Task objective: Please transcribe the data below exactly. Leave the pictures out.

Input material:
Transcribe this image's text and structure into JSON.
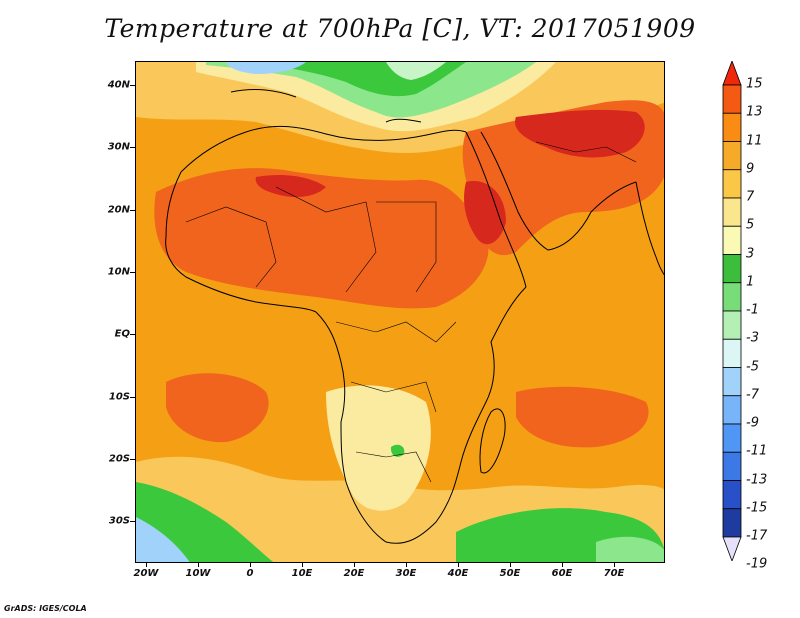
{
  "title": "Temperature at 700hPa [C], VT: 2017051909",
  "credit": "GrADS: IGES/COLA",
  "map": {
    "lat_labels": [
      "40N",
      "30N",
      "20N",
      "10N",
      "EQ",
      "10S",
      "20S",
      "30S"
    ],
    "lon_labels": [
      "20W",
      "10W",
      "0",
      "10E",
      "20E",
      "30E",
      "40E",
      "50E",
      "60E",
      "70E"
    ]
  },
  "colorbar": {
    "levels": [
      "15",
      "13",
      "11",
      "9",
      "7",
      "5",
      "3",
      "1",
      "-1",
      "-3",
      "-5",
      "-7",
      "-9",
      "-11",
      "-13",
      "-15",
      "-17",
      "-19"
    ],
    "colors": [
      "#f0280a",
      "#f55a14",
      "#fa8c14",
      "#f5aa28",
      "#fac846",
      "#fae68c",
      "#fafab4",
      "#3cbe3c",
      "#78dc78",
      "#b4f0b4",
      "#dcf5f5",
      "#a0d2fa",
      "#78b4fa",
      "#5096f5",
      "#3c78e6",
      "#2850c8",
      "#1e3ca0",
      "#0a1464"
    ]
  },
  "palette": {
    "hot_dark": "#d7281e",
    "hot": "#f0641e",
    "warm": "#f58c1e",
    "orange": "#f5a014",
    "light_orange": "#fac85a",
    "pale_yellow": "#faeba0",
    "green": "#3cc83c",
    "light_green": "#8ce68c",
    "pale_green": "#c8f5c8",
    "light_blue": "#a0d2fa",
    "land_lines": "#000000"
  }
}
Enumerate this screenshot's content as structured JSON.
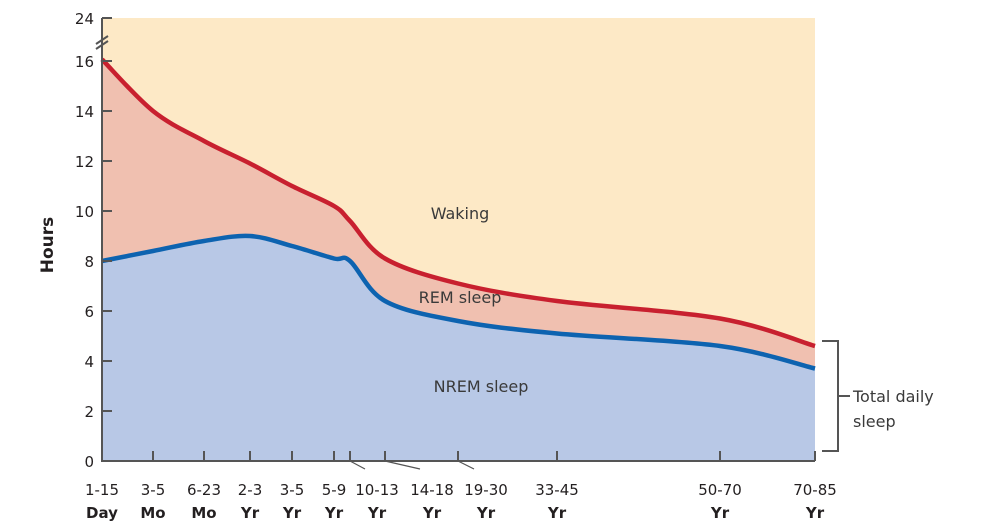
{
  "chart_data": {
    "type": "area",
    "title": "",
    "xlabel": "",
    "ylabel": "Hours",
    "ylim": [
      0,
      24
    ],
    "y_axis_break": [
      16,
      24
    ],
    "yticks": [
      0,
      2,
      4,
      6,
      8,
      10,
      12,
      14,
      16,
      24
    ],
    "categories": [
      {
        "top": "1-15",
        "bottom": "Day"
      },
      {
        "top": "3-5",
        "bottom": "Mo"
      },
      {
        "top": "6-23",
        "bottom": "Mo"
      },
      {
        "top": "2-3",
        "bottom": "Yr"
      },
      {
        "top": "3-5",
        "bottom": "Yr"
      },
      {
        "top": "5-9",
        "bottom": "Yr"
      },
      {
        "top": "10-13",
        "bottom": "Yr"
      },
      {
        "top": "14-18",
        "bottom": "Yr"
      },
      {
        "top": "19-30",
        "bottom": "Yr"
      },
      {
        "top": "33-45",
        "bottom": "Yr"
      },
      {
        "top": "50-70",
        "bottom": "Yr"
      },
      {
        "top": "70-85",
        "bottom": "Yr"
      }
    ],
    "series": [
      {
        "name": "NREM sleep",
        "color": "#0d63b0",
        "fill": "#b8c8e6",
        "values": [
          8.0,
          8.4,
          8.8,
          9.0,
          8.6,
          8.1,
          8.0,
          6.4,
          5.6,
          5.1,
          4.6,
          3.7
        ]
      },
      {
        "name": "REM sleep",
        "color": "#c8202f",
        "fill": "#f0c0b0",
        "total_values": [
          16.3,
          14.0,
          12.8,
          11.9,
          11.0,
          10.2,
          9.6,
          8.1,
          7.1,
          6.4,
          5.7,
          4.6
        ]
      },
      {
        "name": "Waking",
        "fill": "#fde9c6"
      }
    ],
    "annotation": {
      "label_line1": "Total daily",
      "label_line2": "sleep"
    },
    "grid": false
  }
}
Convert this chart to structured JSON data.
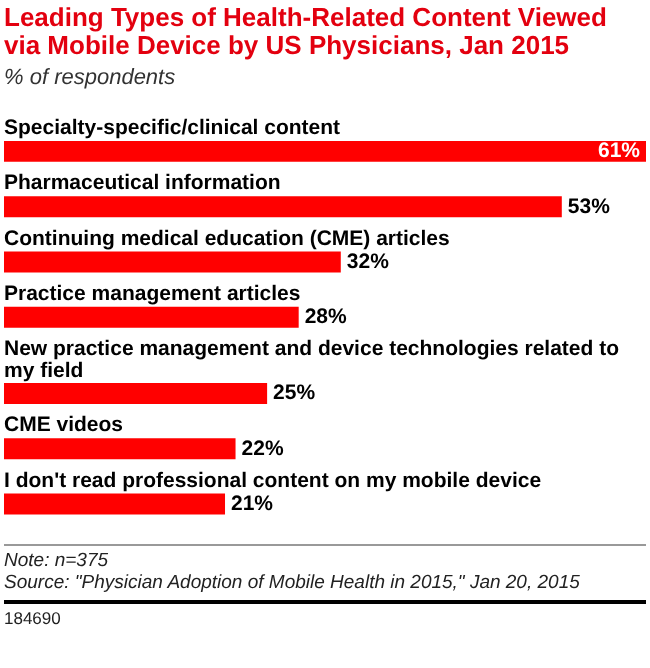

In response:
Transcribe this image's text and structure into JSON.
{
  "title": "Temperature at 700hPa [C], VT: 2017051909",
  "credit": "GrADS: IGES/COLA",
  "map": {
    "lat_labels": [
      "40N",
      "30N",
      "20N",
      "10N",
      "EQ",
      "10S",
      "20S",
      "30S"
    ],
    "lon_labels": [
      "20W",
      "10W",
      "0",
      "10E",
      "20E",
      "30E",
      "40E",
      "50E",
      "60E",
      "70E"
    ]
  },
  "colorbar": {
    "levels": [
      "15",
      "13",
      "11",
      "9",
      "7",
      "5",
      "3",
      "1",
      "-1",
      "-3",
      "-5",
      "-7",
      "-9",
      "-11",
      "-13",
      "-15",
      "-17",
      "-19"
    ],
    "colors": [
      "#f0280a",
      "#f55a14",
      "#fa8c14",
      "#f5aa28",
      "#fac846",
      "#fae68c",
      "#fafab4",
      "#3cbe3c",
      "#78dc78",
      "#b4f0b4",
      "#dcf5f5",
      "#a0d2fa",
      "#78b4fa",
      "#5096f5",
      "#3c78e6",
      "#2850c8",
      "#1e3ca0",
      "#0a1464"
    ]
  },
  "palette": {
    "hot_dark": "#d7281e",
    "hot": "#f0641e",
    "warm": "#f58c1e",
    "orange": "#f5a014",
    "light_orange": "#fac85a",
    "pale_yellow": "#faeba0",
    "green": "#3cc83c",
    "light_green": "#8ce68c",
    "pale_green": "#c8f5c8",
    "light_blue": "#a0d2fa",
    "land_lines": "#000000"
  }
}
Enumerate this screenshot's content as structured JSON.
{
  "chart_data": {
    "type": "area",
    "title": "",
    "xlabel": "",
    "ylabel": "Hours",
    "ylim": [
      0,
      24
    ],
    "y_axis_break": [
      16,
      24
    ],
    "yticks": [
      0,
      2,
      4,
      6,
      8,
      10,
      12,
      14,
      16,
      24
    ],
    "categories": [
      {
        "top": "1-15",
        "bottom": "Day"
      },
      {
        "top": "3-5",
        "bottom": "Mo"
      },
      {
        "top": "6-23",
        "bottom": "Mo"
      },
      {
        "top": "2-3",
        "bottom": "Yr"
      },
      {
        "top": "3-5",
        "bottom": "Yr"
      },
      {
        "top": "5-9",
        "bottom": "Yr"
      },
      {
        "top": "10-13",
        "bottom": "Yr"
      },
      {
        "top": "14-18",
        "bottom": "Yr"
      },
      {
        "top": "19-30",
        "bottom": "Yr"
      },
      {
        "top": "33-45",
        "bottom": "Yr"
      },
      {
        "top": "50-70",
        "bottom": "Yr"
      },
      {
        "top": "70-85",
        "bottom": "Yr"
      }
    ],
    "series": [
      {
        "name": "NREM sleep",
        "color": "#0d63b0",
        "fill": "#b8c8e6",
        "values": [
          8.0,
          8.4,
          8.8,
          9.0,
          8.6,
          8.1,
          8.0,
          6.4,
          5.6,
          5.1,
          4.6,
          3.7
        ]
      },
      {
        "name": "REM sleep",
        "color": "#c8202f",
        "fill": "#f0c0b0",
        "total_values": [
          16.3,
          14.0,
          12.8,
          11.9,
          11.0,
          10.2,
          9.6,
          8.1,
          7.1,
          6.4,
          5.7,
          4.6
        ]
      },
      {
        "name": "Waking",
        "fill": "#fde9c6"
      }
    ],
    "annotation": {
      "label_line1": "Total daily",
      "label_line2": "sleep"
    },
    "grid": false
  }
}
Convert this chart to structured JSON data.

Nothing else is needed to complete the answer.